• Stated task
Look for the string "Attach" in every line, and copy each line that has it.

• Input for this task
#####

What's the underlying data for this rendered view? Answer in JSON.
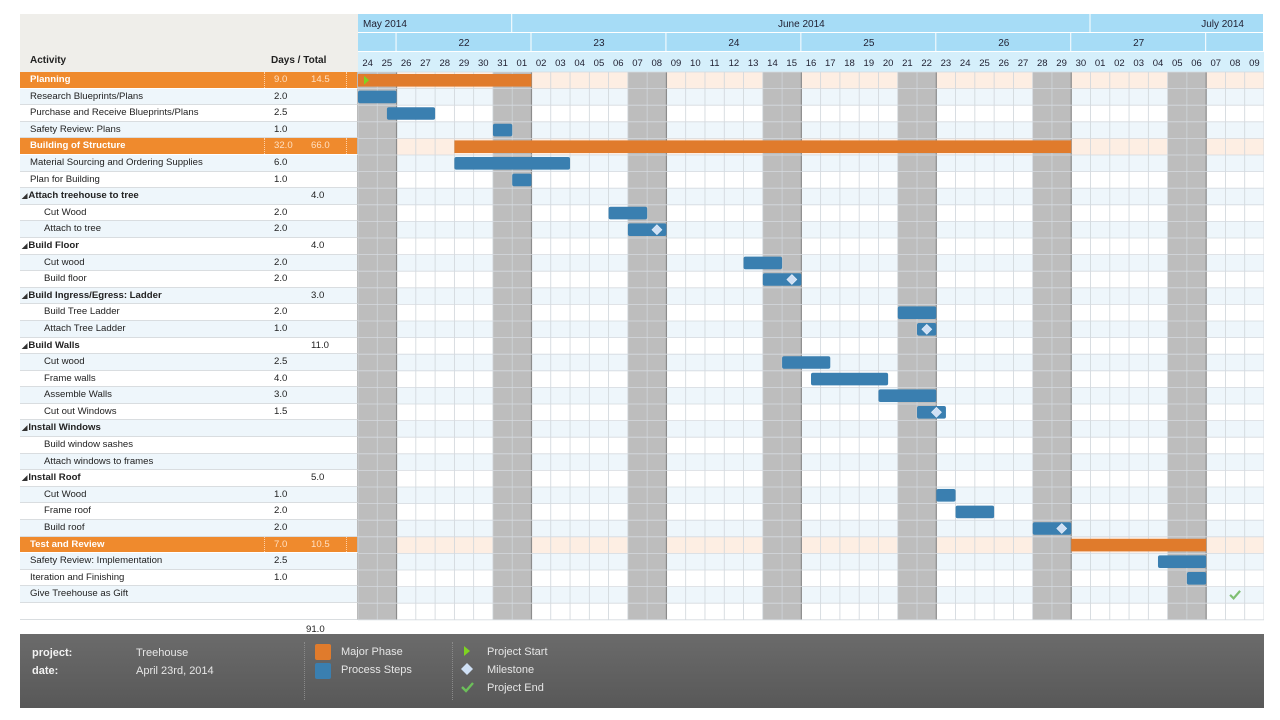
{
  "header": {
    "activity_label": "Activity",
    "days_total_label": "Days / Total"
  },
  "colors": {
    "phase": "#e07b2c",
    "process": "#3a7fb0",
    "weekend": "#bdbdbd",
    "header_blue": "#a6dcf6",
    "milestone": "#cfe0f5",
    "start": "#7ed321",
    "end": "#6cbf5a"
  },
  "footer": {
    "project_label": "project:",
    "project_value": "Treehouse",
    "date_label": "date:",
    "date_value": "April 23rd, 2014",
    "legend": {
      "major_phase": "Major Phase",
      "process_steps": "Process Steps",
      "project_start": "Project Start",
      "milestone": "Milestone",
      "project_end": "Project End"
    }
  },
  "grand_total": "91.0",
  "chart_data": {
    "type": "gantt",
    "title": "Treehouse",
    "timeline": {
      "start": "2014-05-24",
      "months": [
        {
          "label": "May 2014",
          "days": 8
        },
        {
          "label": "June 2014",
          "days": 30
        },
        {
          "label": "July 2014",
          "days": 9
        }
      ],
      "weeks": [
        {
          "label": "",
          "days": 2
        },
        {
          "label": "22",
          "days": 7
        },
        {
          "label": "23",
          "days": 7
        },
        {
          "label": "24",
          "days": 7
        },
        {
          "label": "25",
          "days": 7
        },
        {
          "label": "26",
          "days": 7
        },
        {
          "label": "27",
          "days": 7
        },
        {
          "label": "",
          "days": 3
        }
      ],
      "day_labels": [
        "24",
        "25",
        "26",
        "27",
        "28",
        "29",
        "30",
        "31",
        "01",
        "02",
        "03",
        "04",
        "05",
        "06",
        "07",
        "08",
        "09",
        "10",
        "11",
        "12",
        "13",
        "14",
        "15",
        "16",
        "17",
        "18",
        "19",
        "20",
        "21",
        "22",
        "23",
        "24",
        "25",
        "26",
        "27",
        "28",
        "29",
        "30",
        "01",
        "02",
        "03",
        "04",
        "05",
        "06",
        "07",
        "08",
        "09"
      ],
      "weekend_days": [
        0,
        1,
        7,
        8,
        14,
        15,
        21,
        22,
        28,
        29,
        35,
        36,
        42,
        43
      ]
    },
    "rows": [
      {
        "name": "Planning",
        "kind": "phase",
        "days": "9.0",
        "total": "14.5",
        "start": 0,
        "end": 9,
        "marker": "start"
      },
      {
        "name": "Research Blueprints/Plans",
        "kind": "task",
        "days": "2.0",
        "total": "",
        "start": 0,
        "end": 2
      },
      {
        "name": "Purchase and Receive Blueprints/Plans",
        "kind": "task",
        "days": "2.5",
        "total": "",
        "start": 1.5,
        "end": 4
      },
      {
        "name": "Safety Review: Plans",
        "kind": "task",
        "days": "1.0",
        "total": "",
        "start": 7,
        "end": 8
      },
      {
        "name": "Building of Structure",
        "kind": "phase",
        "days": "32.0",
        "total": "66.0",
        "start": 5,
        "end": 37
      },
      {
        "name": "Material Sourcing and Ordering Supplies",
        "kind": "task",
        "days": "6.0",
        "total": "",
        "start": 5,
        "end": 11
      },
      {
        "name": "Plan for Building",
        "kind": "task",
        "days": "1.0",
        "total": "",
        "start": 8,
        "end": 9
      },
      {
        "name": "Attach treehouse to tree",
        "kind": "group",
        "days": "",
        "total": "4.0"
      },
      {
        "name": "Cut Wood",
        "kind": "sub",
        "days": "2.0",
        "total": "",
        "start": 13,
        "end": 15
      },
      {
        "name": "Attach to tree",
        "kind": "sub",
        "days": "2.0",
        "total": "",
        "start": 14,
        "end": 16,
        "marker": "milestone"
      },
      {
        "name": "Build Floor",
        "kind": "group",
        "days": "",
        "total": "4.0"
      },
      {
        "name": "Cut wood",
        "kind": "sub",
        "days": "2.0",
        "total": "",
        "start": 20,
        "end": 22
      },
      {
        "name": "Build floor",
        "kind": "sub",
        "days": "2.0",
        "total": "",
        "start": 21,
        "end": 23,
        "marker": "milestone"
      },
      {
        "name": "Build Ingress/Egress: Ladder",
        "kind": "group",
        "days": "",
        "total": "3.0"
      },
      {
        "name": "Build Tree Ladder",
        "kind": "sub",
        "days": "2.0",
        "total": "",
        "start": 28,
        "end": 30
      },
      {
        "name": "Attach Tree Ladder",
        "kind": "sub",
        "days": "1.0",
        "total": "",
        "start": 29,
        "end": 30,
        "marker": "milestone"
      },
      {
        "name": "Build Walls",
        "kind": "group",
        "days": "",
        "total": "11.0"
      },
      {
        "name": "Cut wood",
        "kind": "sub",
        "days": "2.5",
        "total": "",
        "start": 22,
        "end": 24.5
      },
      {
        "name": "Frame walls",
        "kind": "sub",
        "days": "4.0",
        "total": "",
        "start": 23.5,
        "end": 27.5
      },
      {
        "name": "Assemble Walls",
        "kind": "sub",
        "days": "3.0",
        "total": "",
        "start": 27,
        "end": 30
      },
      {
        "name": "Cut out Windows",
        "kind": "sub",
        "days": "1.5",
        "total": "",
        "start": 29,
        "end": 30.5,
        "marker": "milestone"
      },
      {
        "name": "Install Windows",
        "kind": "group",
        "days": "",
        "total": ""
      },
      {
        "name": "Build window sashes",
        "kind": "sub",
        "days": "",
        "total": ""
      },
      {
        "name": "Attach windows to frames",
        "kind": "sub",
        "days": "",
        "total": ""
      },
      {
        "name": "Install Roof",
        "kind": "group",
        "days": "",
        "total": "5.0"
      },
      {
        "name": "Cut Wood",
        "kind": "sub",
        "days": "1.0",
        "total": "",
        "start": 30,
        "end": 31
      },
      {
        "name": "Frame roof",
        "kind": "sub",
        "days": "2.0",
        "total": "",
        "start": 31,
        "end": 33
      },
      {
        "name": "Build roof",
        "kind": "sub",
        "days": "2.0",
        "total": "",
        "start": 35,
        "end": 37,
        "marker": "milestone"
      },
      {
        "name": "Test and Review",
        "kind": "phase",
        "days": "7.0",
        "total": "10.5",
        "start": 37,
        "end": 44
      },
      {
        "name": "Safety Review: Implementation",
        "kind": "task",
        "days": "2.5",
        "total": "",
        "start": 41.5,
        "end": 44
      },
      {
        "name": "Iteration and Finishing",
        "kind": "task",
        "days": "1.0",
        "total": "",
        "start": 43,
        "end": 44
      },
      {
        "name": "Give Treehouse as Gift",
        "kind": "task",
        "days": "",
        "total": "",
        "marker": "end",
        "marker_at": 45.5
      },
      {
        "name": "",
        "kind": "task",
        "days": "",
        "total": ""
      }
    ]
  }
}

#####

• Written response
        "name": "Attach treehouse to tree",
        "name": "Attach to tree",
        "name": "Attach Tree Ladder",
        "name": "Attach windows to frames",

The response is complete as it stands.